### [Goal]
Give the count of lines in the data that include "AFFECTS", with no other words.

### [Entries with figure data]
>>

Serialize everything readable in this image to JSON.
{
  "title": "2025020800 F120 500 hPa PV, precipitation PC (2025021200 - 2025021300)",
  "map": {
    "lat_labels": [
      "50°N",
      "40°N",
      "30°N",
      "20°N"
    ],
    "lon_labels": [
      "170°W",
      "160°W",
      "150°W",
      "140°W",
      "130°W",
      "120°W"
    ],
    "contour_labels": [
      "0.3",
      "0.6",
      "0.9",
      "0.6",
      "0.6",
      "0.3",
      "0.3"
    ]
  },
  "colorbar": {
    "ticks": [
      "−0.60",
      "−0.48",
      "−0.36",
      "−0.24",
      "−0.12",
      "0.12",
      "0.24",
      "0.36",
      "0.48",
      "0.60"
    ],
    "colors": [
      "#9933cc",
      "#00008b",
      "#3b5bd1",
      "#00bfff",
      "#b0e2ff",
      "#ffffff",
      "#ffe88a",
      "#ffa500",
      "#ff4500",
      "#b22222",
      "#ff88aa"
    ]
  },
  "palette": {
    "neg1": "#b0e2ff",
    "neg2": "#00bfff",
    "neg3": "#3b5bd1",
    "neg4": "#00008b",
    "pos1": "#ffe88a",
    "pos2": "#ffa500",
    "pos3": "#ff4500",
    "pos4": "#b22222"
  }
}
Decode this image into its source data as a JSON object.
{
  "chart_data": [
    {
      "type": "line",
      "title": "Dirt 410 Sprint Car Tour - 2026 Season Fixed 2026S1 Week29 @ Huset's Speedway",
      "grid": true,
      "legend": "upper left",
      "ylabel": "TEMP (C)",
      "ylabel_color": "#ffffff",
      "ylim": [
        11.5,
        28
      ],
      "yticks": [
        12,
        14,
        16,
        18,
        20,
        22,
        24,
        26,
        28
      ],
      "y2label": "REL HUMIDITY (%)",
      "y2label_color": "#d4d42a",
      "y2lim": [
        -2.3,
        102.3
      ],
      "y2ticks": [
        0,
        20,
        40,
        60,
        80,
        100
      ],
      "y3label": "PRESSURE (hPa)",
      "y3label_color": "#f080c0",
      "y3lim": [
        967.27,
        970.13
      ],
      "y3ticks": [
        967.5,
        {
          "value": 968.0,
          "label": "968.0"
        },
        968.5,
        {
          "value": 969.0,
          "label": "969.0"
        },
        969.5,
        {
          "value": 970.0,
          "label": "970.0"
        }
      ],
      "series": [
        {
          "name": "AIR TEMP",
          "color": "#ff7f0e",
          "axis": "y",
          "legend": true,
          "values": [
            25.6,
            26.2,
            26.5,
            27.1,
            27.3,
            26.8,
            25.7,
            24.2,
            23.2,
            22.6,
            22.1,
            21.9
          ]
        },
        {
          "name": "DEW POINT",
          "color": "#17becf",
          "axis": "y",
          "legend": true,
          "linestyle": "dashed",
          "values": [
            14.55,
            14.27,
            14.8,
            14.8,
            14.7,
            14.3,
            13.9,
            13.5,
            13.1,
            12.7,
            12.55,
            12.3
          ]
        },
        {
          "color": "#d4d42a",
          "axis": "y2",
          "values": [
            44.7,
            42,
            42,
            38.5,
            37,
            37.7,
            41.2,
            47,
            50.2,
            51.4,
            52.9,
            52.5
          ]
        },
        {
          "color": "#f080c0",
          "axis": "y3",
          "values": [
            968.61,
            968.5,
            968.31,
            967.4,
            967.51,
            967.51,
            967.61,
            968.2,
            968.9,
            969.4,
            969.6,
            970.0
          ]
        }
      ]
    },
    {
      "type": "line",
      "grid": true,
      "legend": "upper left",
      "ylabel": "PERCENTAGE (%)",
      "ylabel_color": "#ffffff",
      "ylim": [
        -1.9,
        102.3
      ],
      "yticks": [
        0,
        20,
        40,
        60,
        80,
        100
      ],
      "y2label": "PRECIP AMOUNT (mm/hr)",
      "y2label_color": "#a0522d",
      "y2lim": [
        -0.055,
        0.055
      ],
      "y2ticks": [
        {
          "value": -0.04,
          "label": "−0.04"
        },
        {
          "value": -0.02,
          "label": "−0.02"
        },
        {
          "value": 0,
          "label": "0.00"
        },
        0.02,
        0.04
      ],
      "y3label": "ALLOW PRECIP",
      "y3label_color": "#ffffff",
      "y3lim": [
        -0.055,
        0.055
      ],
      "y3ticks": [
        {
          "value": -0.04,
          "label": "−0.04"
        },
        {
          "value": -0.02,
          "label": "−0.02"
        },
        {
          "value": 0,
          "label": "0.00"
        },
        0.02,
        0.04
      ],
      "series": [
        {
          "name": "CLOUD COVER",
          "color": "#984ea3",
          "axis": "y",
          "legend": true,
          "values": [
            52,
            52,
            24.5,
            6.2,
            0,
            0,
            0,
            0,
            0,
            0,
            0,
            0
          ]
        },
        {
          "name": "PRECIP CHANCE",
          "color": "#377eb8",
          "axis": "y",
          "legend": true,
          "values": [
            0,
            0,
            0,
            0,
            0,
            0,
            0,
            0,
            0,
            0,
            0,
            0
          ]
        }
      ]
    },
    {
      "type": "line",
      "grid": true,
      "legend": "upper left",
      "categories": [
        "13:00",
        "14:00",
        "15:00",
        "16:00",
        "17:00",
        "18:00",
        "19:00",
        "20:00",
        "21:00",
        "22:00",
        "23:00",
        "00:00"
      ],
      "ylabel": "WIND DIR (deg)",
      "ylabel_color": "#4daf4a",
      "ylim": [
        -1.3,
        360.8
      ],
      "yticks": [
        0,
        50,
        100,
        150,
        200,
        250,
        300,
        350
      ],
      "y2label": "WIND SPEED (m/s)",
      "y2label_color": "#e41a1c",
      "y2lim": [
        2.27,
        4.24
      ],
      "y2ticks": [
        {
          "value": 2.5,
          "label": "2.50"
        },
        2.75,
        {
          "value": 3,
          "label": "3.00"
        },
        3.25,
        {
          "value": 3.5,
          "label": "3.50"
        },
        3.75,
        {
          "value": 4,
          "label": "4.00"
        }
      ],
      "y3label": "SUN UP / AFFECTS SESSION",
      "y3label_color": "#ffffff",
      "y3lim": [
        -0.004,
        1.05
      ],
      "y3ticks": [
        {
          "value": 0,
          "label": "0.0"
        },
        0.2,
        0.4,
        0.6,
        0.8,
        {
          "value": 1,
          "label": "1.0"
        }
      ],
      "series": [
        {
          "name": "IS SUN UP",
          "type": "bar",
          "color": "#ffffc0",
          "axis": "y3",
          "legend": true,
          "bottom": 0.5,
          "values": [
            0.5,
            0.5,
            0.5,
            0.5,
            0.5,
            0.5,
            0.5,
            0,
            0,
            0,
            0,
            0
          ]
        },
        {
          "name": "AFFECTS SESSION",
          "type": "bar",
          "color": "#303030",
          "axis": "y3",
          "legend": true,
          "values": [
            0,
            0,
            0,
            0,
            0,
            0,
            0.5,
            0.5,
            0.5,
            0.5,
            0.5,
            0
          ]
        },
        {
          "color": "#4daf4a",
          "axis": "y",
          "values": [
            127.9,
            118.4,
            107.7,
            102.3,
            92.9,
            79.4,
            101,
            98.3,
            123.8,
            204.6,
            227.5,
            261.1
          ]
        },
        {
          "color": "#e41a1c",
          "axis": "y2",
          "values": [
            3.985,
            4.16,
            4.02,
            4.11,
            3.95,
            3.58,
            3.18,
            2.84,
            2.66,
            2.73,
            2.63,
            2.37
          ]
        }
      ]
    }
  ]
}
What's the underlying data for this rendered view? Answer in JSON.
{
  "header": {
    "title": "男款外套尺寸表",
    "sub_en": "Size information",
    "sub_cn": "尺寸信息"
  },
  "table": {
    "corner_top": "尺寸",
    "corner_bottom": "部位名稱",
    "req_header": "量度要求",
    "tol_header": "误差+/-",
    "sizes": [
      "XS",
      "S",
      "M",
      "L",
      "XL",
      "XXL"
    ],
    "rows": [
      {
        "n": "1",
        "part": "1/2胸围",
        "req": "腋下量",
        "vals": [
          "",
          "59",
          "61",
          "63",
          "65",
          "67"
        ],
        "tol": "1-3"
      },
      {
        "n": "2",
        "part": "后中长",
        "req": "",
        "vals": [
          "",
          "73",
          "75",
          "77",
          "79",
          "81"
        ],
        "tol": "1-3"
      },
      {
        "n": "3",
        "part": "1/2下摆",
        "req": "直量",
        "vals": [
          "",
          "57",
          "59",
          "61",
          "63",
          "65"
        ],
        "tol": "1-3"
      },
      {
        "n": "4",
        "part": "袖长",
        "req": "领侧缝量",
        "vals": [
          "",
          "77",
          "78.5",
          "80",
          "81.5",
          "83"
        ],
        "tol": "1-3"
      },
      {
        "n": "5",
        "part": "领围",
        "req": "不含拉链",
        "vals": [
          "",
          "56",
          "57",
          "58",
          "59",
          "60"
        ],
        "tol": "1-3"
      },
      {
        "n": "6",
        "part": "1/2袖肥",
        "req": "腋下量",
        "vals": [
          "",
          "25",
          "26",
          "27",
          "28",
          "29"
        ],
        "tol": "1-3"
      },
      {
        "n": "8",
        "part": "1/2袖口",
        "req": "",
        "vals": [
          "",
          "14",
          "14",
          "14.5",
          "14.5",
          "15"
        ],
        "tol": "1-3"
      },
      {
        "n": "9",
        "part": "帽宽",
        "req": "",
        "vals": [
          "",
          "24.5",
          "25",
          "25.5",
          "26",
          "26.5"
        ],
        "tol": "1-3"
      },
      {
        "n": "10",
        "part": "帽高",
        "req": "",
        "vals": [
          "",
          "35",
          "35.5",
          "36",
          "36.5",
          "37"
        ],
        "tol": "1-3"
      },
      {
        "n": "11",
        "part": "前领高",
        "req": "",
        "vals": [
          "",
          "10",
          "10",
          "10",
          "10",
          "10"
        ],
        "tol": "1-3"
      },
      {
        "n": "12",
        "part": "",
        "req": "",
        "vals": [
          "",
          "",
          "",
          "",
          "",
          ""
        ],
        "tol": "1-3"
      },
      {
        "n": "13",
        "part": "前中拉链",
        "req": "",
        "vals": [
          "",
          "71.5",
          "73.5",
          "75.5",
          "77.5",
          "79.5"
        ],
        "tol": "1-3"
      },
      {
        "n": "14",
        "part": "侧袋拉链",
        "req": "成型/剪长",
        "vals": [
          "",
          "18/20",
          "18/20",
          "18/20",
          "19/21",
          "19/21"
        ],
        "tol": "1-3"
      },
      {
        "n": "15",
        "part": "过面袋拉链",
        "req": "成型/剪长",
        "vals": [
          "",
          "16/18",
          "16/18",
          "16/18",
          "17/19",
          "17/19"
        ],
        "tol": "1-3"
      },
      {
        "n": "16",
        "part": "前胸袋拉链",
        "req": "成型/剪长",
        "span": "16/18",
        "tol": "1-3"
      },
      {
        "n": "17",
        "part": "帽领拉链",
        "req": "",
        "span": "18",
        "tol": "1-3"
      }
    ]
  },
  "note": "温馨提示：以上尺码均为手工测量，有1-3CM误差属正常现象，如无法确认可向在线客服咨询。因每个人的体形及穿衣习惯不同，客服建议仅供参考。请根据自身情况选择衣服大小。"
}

<<

### [Correct output]
2